--- Start INPUT RECORDS ---

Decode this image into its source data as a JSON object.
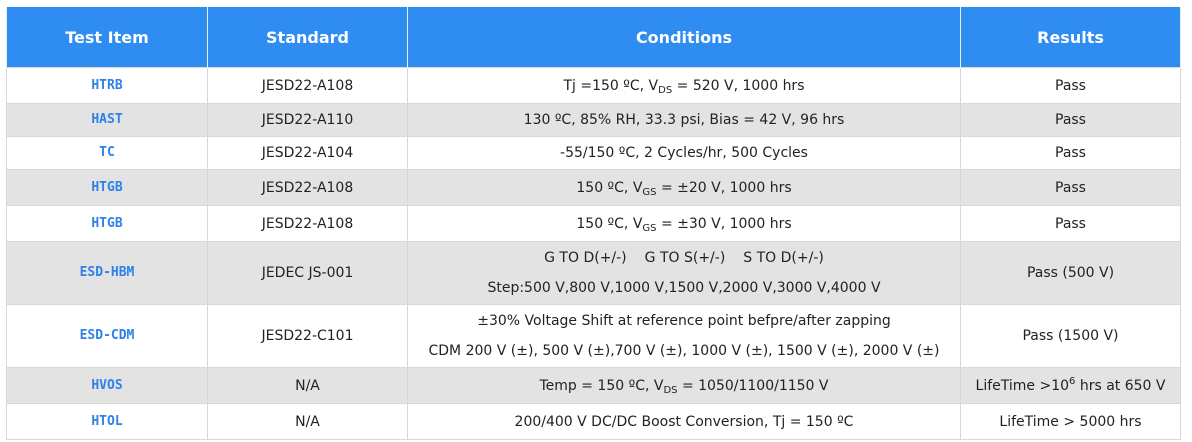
{
  "header": {
    "test_item": "Test Item",
    "standard": "Standard",
    "conditions": "Conditions",
    "results": "Results"
  },
  "rows": [
    {
      "item": "HTRB",
      "standard": "JESD22-A108",
      "conditions": {
        "pre": "Tj =150 ºC, V",
        "sub": "DS",
        "post": " = 520 V, 1000 hrs"
      },
      "result": "Pass"
    },
    {
      "item": "HAST",
      "standard": "JESD22-A110",
      "conditions": "130 ºC, 85% RH, 33.3 psi, Bias = 42 V, 96 hrs",
      "result": "Pass"
    },
    {
      "item": "TC",
      "standard": "JESD22-A104",
      "conditions": "-55/150 ºC, 2 Cycles/hr, 500 Cycles",
      "result": "Pass"
    },
    {
      "item": "HTGB",
      "standard": "JESD22-A108",
      "conditions": {
        "pre": "150 ºC, V",
        "sub": "GS",
        "post": " = ±20 V, 1000 hrs"
      },
      "result": "Pass"
    },
    {
      "item": "HTGB",
      "standard": "JESD22-A108",
      "conditions": {
        "pre": "150 ºC, V",
        "sub": "GS",
        "post": " = ±30 V, 1000 hrs"
      },
      "result": "Pass"
    },
    {
      "item": "ESD-HBM",
      "standard": "JEDEC JS-001",
      "conditions": {
        "line1": [
          "G TO D(+/-)",
          "G TO S(+/-)",
          "S TO D(+/-)"
        ],
        "line2": "Step:500 V,800 V,1000 V,1500 V,2000 V,3000 V,4000 V"
      },
      "result": "Pass (500 V)"
    },
    {
      "item": "ESD-CDM",
      "standard": "JESD22-C101",
      "conditions": {
        "line1": "±30% Voltage Shift at reference point befpre/after zapping",
        "line2": "CDM 200 V (±), 500 V (±),700 V (±), 1000 V (±), 1500 V (±), 2000 V (±)"
      },
      "result": "Pass (1500 V)"
    },
    {
      "item": "HVOS",
      "standard": "N/A",
      "conditions": {
        "pre": "Temp = 150 ºC, V",
        "sub": "DS",
        "post": " = 1050/1100/1150 V"
      },
      "result": {
        "pre": "LifeTime >10",
        "sup": "6",
        "post": " hrs at 650 V"
      }
    },
    {
      "item": "HTOL",
      "standard": "N/A",
      "conditions": "200/400 V DC/DC Boost Conversion, Tj = 150 ºC",
      "result": "LifeTime > 5000 hrs"
    }
  ]
}
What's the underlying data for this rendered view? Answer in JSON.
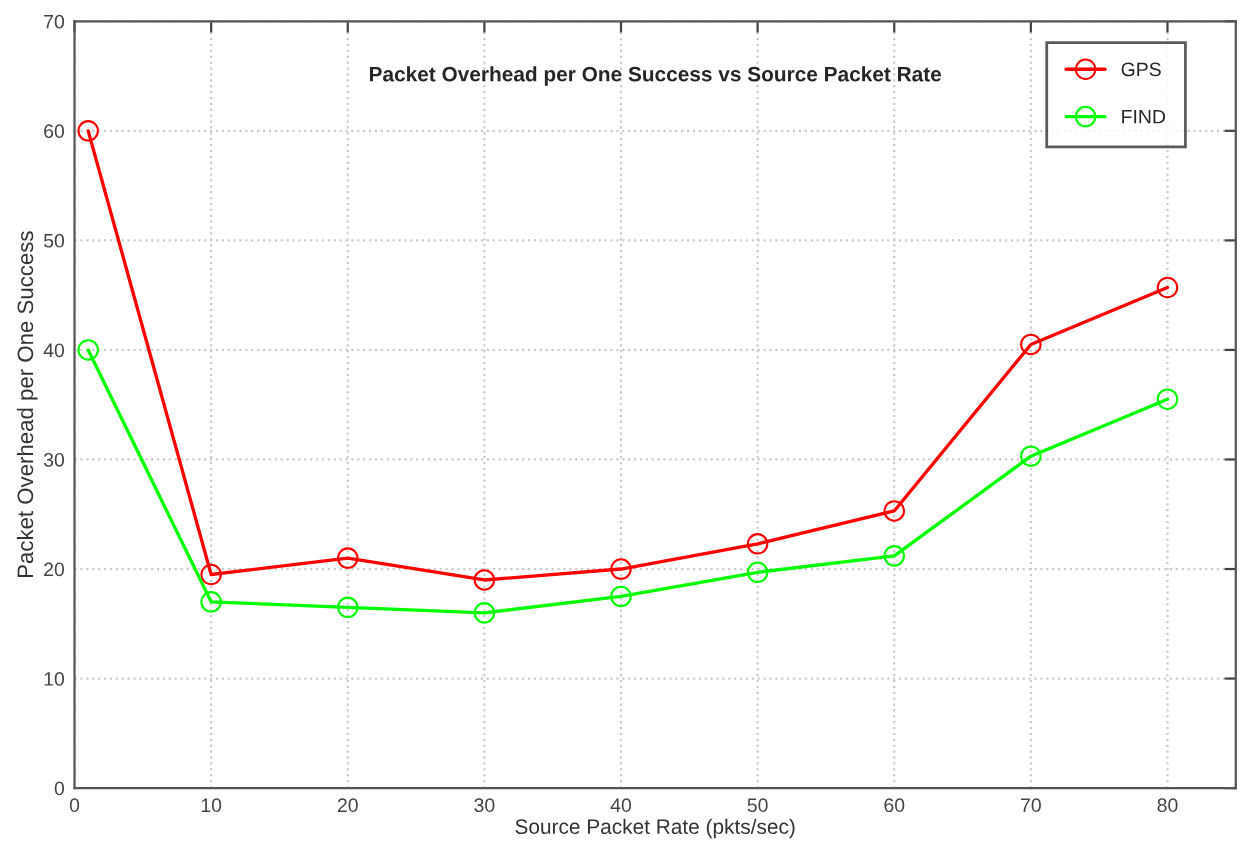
{
  "chart_data": {
    "type": "line",
    "title": "Packet Overhead per One Success vs Source Packet Rate",
    "xlabel": "Source Packet Rate (pkts/sec)",
    "ylabel": "Packet Overhead per One Success",
    "x": [
      1,
      10,
      20,
      30,
      40,
      50,
      60,
      70,
      80
    ],
    "series": [
      {
        "name": "GPS",
        "color": "#ff0000",
        "values": [
          60,
          19.5,
          21,
          19,
          20,
          22.3,
          25.3,
          40.5,
          45.7
        ]
      },
      {
        "name": "FIND",
        "color": "#00ff00",
        "values": [
          40,
          17,
          16.5,
          16,
          17.5,
          19.7,
          21.2,
          30.3,
          35.5
        ]
      }
    ],
    "xlim": [
      0,
      85
    ],
    "xticks": [
      0,
      10,
      20,
      30,
      40,
      50,
      60,
      70,
      80
    ],
    "ylim": [
      0,
      70
    ],
    "yticks": [
      0,
      10,
      20,
      30,
      40,
      50,
      60,
      70
    ],
    "grid": true,
    "legend": "top right",
    "marker": "circle",
    "line_style": "solid"
  }
}
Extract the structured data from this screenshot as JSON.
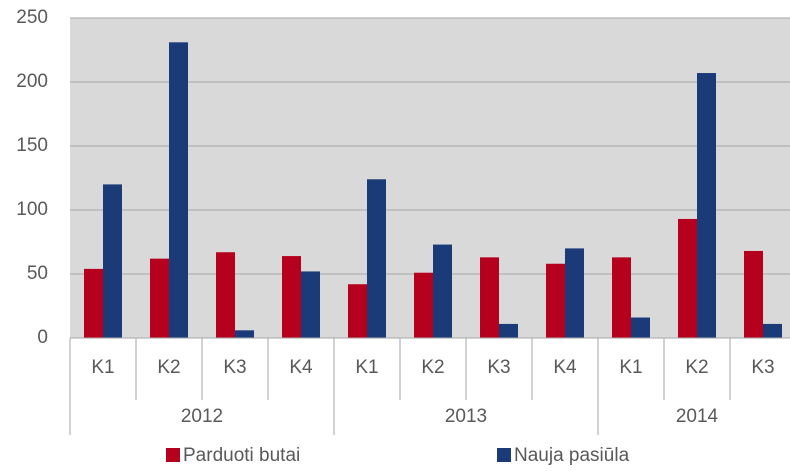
{
  "chart_data": {
    "type": "bar",
    "groups": [
      {
        "name": "2012",
        "categories": [
          "K1",
          "K2",
          "K3",
          "K4"
        ]
      },
      {
        "name": "2013",
        "categories": [
          "K1",
          "K2",
          "K3",
          "K4"
        ]
      },
      {
        "name": "2014",
        "categories": [
          "K1",
          "K2",
          "K3"
        ]
      }
    ],
    "series": [
      {
        "name": "Parduoti butai",
        "color": "#b5001e",
        "values": [
          54,
          62,
          67,
          64,
          42,
          51,
          63,
          58,
          63,
          93,
          68
        ]
      },
      {
        "name": "Nauja pasiūla",
        "color": "#1a3a78",
        "values": [
          120,
          231,
          6,
          52,
          124,
          73,
          11,
          70,
          16,
          207,
          11
        ]
      }
    ],
    "ylim": [
      0,
      250
    ],
    "yticks": [
      0,
      50,
      100,
      150,
      200,
      250
    ],
    "grid": true,
    "legend": "bottom"
  }
}
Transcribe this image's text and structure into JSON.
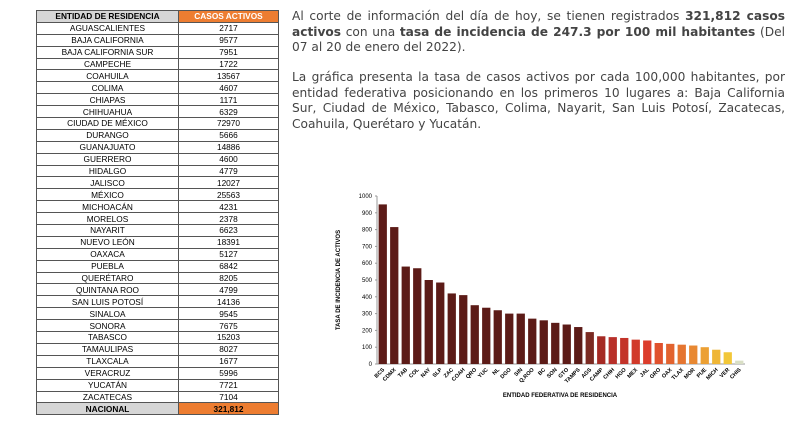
{
  "table": {
    "header": [
      "ENTIDAD DE RESIDENCIA",
      "CASOS ACTIVOS"
    ],
    "rows": [
      [
        "AGUASCALIENTES",
        "2717"
      ],
      [
        "BAJA CALIFORNIA",
        "9577"
      ],
      [
        "BAJA CALIFORNIA SUR",
        "7951"
      ],
      [
        "CAMPECHE",
        "1722"
      ],
      [
        "COAHUILA",
        "13567"
      ],
      [
        "COLIMA",
        "4607"
      ],
      [
        "CHIAPAS",
        "1171"
      ],
      [
        "CHIHUAHUA",
        "6329"
      ],
      [
        "CIUDAD DE MÉXICO",
        "72970"
      ],
      [
        "DURANGO",
        "5666"
      ],
      [
        "GUANAJUATO",
        "14886"
      ],
      [
        "GUERRERO",
        "4600"
      ],
      [
        "HIDALGO",
        "4779"
      ],
      [
        "JALISCO",
        "12027"
      ],
      [
        "MÉXICO",
        "25563"
      ],
      [
        "MICHOACÁN",
        "4231"
      ],
      [
        "MORELOS",
        "2378"
      ],
      [
        "NAYARIT",
        "6623"
      ],
      [
        "NUEVO LEÓN",
        "18391"
      ],
      [
        "OAXACA",
        "5127"
      ],
      [
        "PUEBLA",
        "6842"
      ],
      [
        "QUERÉTARO",
        "8205"
      ],
      [
        "QUINTANA ROO",
        "4799"
      ],
      [
        "SAN LUIS POTOSÍ",
        "14136"
      ],
      [
        "SINALOA",
        "9545"
      ],
      [
        "SONORA",
        "7675"
      ],
      [
        "TABASCO",
        "15203"
      ],
      [
        "TAMAULIPAS",
        "8027"
      ],
      [
        "TLAXCALA",
        "1677"
      ],
      [
        "VERACRUZ",
        "5996"
      ],
      [
        "YUCATÁN",
        "7721"
      ],
      [
        "ZACATECAS",
        "7104"
      ]
    ],
    "total": [
      "NACIONAL",
      "321,812"
    ]
  },
  "paragraphs": [
    [
      {
        "text": "Al corte de información del día de hoy, se tienen registrados ",
        "bold": false
      },
      {
        "text": "321,812 casos activos",
        "bold": true
      },
      {
        "text": " con una ",
        "bold": false
      },
      {
        "text": "tasa de incidencia de 247.3 por 100 mil habitantes",
        "bold": true
      },
      {
        "text": " (Del 07 al 20 de enero del 2022).",
        "bold": false
      }
    ],
    [
      {
        "text": "La gráfica presenta la tasa de casos activos por cada 100,000 habitantes, por entidad federativa posicionando en los primeros 10 lugares a: Baja California Sur, Ciudad de México, Tabasco, Colima, Nayarit, San Luis Potosí, Zacatecas, Coahuila, Querétaro y Yucatán.",
        "bold": false
      }
    ]
  ],
  "chart_data": {
    "type": "bar",
    "x_label": "ENTIDAD FEDERATIVA DE RESIDENCIA",
    "y_label": "TASA DE INCIDENCIA DE ACTIVOS",
    "categories": [
      "BCS",
      "CDMX",
      "TAB",
      "COL",
      "NAY",
      "SLP",
      "ZAC",
      "COAH",
      "QRO",
      "YUC",
      "NL",
      "DGO",
      "SIN",
      "Q.ROO",
      "BC",
      "SON",
      "GTO",
      "TAMPS",
      "AGS",
      "CAMP",
      "CHIH",
      "HGO",
      "MEX",
      "JAL",
      "GRO",
      "OAX",
      "TLAX",
      "MOR",
      "PUE",
      "MICH",
      "VER",
      "CHIS"
    ],
    "values": [
      950,
      815,
      580,
      570,
      500,
      485,
      420,
      410,
      350,
      335,
      320,
      300,
      300,
      270,
      260,
      245,
      235,
      220,
      190,
      165,
      160,
      155,
      145,
      140,
      125,
      120,
      115,
      110,
      100,
      85,
      70,
      20
    ],
    "colors": [
      "#5c1b17",
      "#5c1b17",
      "#5c1b17",
      "#5c1b17",
      "#5c1b17",
      "#5c1b17",
      "#5c1b17",
      "#5c1b17",
      "#5c1b17",
      "#5c1b17",
      "#5c1b17",
      "#5c1b17",
      "#5c1b17",
      "#5c1b17",
      "#5c1b17",
      "#5c1b17",
      "#5c1b17",
      "#5c1b17",
      "#7b2a22",
      "#a52a24",
      "#b8302a",
      "#c33329",
      "#d13a2a",
      "#dc3d2c",
      "#e0512d",
      "#e2632f",
      "#e57530",
      "#e88832",
      "#eca033",
      "#efb636",
      "#f2c738",
      "#d9dfc5"
    ],
    "ylim": [
      0,
      1000
    ],
    "yticks": [
      0,
      100,
      200,
      300,
      400,
      500,
      600,
      700,
      800,
      900,
      1000
    ]
  }
}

--- End INPUT RECORDS ---

GOAL: Scan the records above, count the lines with "this" in them, and give only the number.

THE ANSWER: 4